▶ **MATERIAL FOR THE TASK**
____________

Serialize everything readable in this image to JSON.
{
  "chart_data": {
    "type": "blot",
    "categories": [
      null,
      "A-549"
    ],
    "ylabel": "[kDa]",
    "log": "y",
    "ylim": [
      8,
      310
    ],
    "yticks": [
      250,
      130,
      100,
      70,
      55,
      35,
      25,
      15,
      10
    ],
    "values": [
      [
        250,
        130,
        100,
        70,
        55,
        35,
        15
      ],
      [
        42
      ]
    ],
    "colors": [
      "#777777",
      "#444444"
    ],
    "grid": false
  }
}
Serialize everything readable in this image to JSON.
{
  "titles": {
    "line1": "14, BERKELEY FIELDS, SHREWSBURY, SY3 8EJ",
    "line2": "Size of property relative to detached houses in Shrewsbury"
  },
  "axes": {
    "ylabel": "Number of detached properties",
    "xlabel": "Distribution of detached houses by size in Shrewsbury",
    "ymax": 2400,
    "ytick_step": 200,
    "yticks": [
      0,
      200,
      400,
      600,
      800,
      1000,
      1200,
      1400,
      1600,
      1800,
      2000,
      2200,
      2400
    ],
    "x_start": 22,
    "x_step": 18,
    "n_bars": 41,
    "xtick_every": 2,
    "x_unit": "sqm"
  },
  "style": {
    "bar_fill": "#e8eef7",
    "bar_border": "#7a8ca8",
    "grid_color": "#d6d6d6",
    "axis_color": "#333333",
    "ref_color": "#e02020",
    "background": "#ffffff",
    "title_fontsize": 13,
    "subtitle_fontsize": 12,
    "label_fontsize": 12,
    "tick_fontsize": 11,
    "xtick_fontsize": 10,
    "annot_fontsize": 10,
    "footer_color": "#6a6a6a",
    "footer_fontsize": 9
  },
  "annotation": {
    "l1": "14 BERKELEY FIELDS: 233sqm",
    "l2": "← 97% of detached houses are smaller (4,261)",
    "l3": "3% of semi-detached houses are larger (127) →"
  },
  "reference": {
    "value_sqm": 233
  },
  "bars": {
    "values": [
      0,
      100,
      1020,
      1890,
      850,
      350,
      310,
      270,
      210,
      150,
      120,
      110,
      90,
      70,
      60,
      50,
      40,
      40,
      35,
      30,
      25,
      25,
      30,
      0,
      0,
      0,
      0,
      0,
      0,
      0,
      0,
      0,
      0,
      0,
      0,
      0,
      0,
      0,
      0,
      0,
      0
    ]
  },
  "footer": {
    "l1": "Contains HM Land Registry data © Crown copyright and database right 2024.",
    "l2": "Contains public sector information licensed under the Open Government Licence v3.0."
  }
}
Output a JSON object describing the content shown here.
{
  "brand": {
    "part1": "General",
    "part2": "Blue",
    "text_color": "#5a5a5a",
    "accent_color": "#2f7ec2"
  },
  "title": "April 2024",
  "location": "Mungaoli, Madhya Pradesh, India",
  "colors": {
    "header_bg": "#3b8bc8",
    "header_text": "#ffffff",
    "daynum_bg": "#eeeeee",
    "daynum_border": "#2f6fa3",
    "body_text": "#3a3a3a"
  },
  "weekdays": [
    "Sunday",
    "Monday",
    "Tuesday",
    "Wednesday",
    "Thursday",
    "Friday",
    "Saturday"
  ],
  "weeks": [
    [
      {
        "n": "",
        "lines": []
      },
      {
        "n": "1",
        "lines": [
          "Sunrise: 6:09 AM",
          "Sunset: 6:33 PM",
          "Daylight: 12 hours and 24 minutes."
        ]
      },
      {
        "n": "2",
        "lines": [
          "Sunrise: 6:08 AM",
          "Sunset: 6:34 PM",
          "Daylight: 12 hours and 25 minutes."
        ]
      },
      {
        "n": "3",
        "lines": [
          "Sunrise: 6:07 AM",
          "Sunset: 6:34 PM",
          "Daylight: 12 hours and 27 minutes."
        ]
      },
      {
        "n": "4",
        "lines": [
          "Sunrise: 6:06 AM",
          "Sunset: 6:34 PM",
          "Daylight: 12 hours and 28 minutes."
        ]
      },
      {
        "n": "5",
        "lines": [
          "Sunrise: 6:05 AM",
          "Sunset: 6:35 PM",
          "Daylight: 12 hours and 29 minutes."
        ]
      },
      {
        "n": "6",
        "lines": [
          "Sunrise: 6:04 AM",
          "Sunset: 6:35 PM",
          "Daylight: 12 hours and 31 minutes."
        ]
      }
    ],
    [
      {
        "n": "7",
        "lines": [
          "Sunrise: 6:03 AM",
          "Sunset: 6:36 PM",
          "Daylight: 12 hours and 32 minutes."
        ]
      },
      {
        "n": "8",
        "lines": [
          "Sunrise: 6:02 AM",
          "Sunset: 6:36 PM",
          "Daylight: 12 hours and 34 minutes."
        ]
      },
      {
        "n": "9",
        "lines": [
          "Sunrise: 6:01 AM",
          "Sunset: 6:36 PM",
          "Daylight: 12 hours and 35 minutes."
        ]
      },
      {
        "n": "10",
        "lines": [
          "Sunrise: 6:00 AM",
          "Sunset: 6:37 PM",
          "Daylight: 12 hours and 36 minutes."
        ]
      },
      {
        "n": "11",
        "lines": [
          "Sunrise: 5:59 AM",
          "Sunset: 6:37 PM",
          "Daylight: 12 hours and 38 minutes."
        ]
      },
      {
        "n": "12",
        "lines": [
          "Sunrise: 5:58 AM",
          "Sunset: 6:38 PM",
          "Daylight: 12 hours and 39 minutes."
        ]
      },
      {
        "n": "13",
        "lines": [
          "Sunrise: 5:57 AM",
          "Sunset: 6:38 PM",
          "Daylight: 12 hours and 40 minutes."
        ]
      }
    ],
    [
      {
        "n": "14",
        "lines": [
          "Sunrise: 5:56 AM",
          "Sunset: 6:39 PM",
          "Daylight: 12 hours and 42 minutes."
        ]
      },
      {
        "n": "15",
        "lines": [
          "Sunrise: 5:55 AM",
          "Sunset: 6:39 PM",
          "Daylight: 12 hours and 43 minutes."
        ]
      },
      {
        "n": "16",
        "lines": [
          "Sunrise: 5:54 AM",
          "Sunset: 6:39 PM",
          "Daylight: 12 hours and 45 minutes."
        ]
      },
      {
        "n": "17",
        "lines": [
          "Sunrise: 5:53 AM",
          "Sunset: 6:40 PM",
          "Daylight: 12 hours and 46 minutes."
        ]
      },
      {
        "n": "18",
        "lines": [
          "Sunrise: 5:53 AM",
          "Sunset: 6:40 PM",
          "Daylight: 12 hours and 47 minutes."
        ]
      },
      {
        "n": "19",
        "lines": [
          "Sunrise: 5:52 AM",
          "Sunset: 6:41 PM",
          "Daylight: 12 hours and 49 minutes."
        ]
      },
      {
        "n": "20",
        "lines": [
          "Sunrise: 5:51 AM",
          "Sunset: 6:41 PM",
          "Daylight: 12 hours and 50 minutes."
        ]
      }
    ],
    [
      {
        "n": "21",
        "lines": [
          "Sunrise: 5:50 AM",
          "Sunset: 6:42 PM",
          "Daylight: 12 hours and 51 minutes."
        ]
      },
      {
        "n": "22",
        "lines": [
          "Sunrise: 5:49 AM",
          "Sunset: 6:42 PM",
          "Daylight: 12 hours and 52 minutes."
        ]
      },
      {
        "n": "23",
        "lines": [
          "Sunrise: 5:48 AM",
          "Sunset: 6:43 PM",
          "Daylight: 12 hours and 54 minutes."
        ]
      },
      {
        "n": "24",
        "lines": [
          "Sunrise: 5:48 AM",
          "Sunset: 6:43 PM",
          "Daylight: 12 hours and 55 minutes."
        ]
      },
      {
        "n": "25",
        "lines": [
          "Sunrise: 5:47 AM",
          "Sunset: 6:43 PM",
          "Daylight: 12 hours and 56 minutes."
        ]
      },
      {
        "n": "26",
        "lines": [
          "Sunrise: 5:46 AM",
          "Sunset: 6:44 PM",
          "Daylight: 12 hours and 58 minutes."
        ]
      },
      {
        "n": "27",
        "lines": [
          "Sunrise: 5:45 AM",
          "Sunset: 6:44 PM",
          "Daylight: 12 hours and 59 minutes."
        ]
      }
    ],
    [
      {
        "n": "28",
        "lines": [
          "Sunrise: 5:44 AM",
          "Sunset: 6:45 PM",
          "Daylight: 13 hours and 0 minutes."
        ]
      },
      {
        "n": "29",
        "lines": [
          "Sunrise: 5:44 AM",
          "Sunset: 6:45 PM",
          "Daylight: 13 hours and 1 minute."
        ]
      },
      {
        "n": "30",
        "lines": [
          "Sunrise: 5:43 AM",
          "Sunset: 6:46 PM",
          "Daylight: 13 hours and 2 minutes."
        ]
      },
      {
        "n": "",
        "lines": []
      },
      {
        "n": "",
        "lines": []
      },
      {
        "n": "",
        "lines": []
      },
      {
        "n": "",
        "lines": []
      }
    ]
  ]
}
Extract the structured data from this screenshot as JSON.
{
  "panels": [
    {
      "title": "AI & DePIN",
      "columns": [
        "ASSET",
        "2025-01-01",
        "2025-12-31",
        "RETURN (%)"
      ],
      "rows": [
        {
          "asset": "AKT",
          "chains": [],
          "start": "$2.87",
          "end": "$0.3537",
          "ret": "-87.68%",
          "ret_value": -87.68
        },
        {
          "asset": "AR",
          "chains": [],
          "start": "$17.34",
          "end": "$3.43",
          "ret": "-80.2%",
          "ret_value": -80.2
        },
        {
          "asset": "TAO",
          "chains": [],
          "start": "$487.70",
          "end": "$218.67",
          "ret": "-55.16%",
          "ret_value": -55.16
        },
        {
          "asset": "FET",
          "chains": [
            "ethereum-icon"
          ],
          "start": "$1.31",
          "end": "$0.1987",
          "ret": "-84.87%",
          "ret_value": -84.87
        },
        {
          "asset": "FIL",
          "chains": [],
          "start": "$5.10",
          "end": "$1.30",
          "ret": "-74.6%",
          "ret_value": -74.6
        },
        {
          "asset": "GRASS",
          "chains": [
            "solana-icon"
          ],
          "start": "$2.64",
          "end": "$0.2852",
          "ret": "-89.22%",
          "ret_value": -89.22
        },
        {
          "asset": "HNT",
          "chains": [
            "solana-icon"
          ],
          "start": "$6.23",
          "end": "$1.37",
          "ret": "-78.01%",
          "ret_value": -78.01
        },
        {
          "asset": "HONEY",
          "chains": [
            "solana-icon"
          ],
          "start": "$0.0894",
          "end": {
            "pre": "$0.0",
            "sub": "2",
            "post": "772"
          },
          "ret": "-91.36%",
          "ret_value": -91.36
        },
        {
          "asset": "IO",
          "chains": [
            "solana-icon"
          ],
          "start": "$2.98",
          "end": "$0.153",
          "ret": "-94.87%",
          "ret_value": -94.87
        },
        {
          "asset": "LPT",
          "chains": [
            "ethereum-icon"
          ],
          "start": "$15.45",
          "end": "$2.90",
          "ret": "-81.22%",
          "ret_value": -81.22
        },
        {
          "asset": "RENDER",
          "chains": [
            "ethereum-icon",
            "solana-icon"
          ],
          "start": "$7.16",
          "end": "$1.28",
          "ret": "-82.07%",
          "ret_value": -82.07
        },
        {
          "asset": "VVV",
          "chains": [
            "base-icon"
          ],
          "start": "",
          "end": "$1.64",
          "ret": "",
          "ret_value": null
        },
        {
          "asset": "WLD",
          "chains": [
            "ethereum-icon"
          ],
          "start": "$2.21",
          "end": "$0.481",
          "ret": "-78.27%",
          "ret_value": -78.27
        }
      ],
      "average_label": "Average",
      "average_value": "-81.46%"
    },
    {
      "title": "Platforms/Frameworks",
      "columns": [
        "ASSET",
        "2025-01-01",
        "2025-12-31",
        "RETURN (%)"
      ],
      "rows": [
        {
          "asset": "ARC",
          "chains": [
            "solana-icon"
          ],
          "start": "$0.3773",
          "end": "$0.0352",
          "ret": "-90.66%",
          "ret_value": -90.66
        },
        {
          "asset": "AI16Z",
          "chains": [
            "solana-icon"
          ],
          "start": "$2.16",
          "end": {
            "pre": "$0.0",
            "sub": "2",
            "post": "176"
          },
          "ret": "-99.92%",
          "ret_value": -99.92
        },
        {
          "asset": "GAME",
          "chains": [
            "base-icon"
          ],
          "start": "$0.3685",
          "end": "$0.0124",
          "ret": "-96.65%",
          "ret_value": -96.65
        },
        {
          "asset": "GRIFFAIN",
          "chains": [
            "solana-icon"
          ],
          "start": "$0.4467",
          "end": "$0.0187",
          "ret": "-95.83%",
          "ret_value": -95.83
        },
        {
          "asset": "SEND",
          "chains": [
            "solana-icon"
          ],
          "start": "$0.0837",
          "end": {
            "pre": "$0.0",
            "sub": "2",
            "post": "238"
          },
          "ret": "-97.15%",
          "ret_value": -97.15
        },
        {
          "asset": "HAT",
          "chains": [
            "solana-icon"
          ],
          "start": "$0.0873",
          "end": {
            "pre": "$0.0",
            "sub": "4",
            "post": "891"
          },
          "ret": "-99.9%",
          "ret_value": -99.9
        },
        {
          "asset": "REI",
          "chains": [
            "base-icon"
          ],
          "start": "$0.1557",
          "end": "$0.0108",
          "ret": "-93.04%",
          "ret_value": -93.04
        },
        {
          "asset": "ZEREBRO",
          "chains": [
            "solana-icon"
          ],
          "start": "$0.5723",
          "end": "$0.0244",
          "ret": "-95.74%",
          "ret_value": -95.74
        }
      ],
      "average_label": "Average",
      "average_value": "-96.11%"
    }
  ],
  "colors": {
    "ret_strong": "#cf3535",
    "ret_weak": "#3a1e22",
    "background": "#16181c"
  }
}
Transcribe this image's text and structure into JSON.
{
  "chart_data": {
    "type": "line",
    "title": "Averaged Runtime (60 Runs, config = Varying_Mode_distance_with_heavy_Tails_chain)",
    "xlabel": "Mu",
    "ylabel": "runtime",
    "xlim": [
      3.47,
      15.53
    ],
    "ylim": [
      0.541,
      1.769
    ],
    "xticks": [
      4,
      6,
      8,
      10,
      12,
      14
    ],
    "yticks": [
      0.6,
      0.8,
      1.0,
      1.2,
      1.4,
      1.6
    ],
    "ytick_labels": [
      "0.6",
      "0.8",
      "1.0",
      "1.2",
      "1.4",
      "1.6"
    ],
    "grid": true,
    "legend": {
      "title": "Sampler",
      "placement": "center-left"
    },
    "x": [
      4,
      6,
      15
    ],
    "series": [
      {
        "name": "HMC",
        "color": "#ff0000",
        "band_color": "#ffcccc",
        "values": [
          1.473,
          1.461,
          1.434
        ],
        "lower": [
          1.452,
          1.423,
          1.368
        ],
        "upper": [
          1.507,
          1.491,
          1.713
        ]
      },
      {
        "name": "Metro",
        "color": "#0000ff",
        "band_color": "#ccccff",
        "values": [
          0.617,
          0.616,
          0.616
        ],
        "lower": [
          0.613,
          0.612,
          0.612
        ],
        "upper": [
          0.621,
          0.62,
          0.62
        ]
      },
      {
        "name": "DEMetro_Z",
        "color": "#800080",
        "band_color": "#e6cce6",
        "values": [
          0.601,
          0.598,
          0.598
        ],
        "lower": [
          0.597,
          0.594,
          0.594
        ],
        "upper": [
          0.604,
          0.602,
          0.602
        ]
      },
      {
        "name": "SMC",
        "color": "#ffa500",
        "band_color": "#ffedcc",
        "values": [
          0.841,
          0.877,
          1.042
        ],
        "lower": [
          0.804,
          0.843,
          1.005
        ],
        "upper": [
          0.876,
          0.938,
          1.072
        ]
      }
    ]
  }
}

____________

Look for the word "FIELDS" in every line of the listing and copy the lines that have it.

    "line1": "14, BERKELEY FIELDS, SHREWSBURY, SY3 8EJ",
    "l1": "14 BERKELEY FIELDS: 233sqm",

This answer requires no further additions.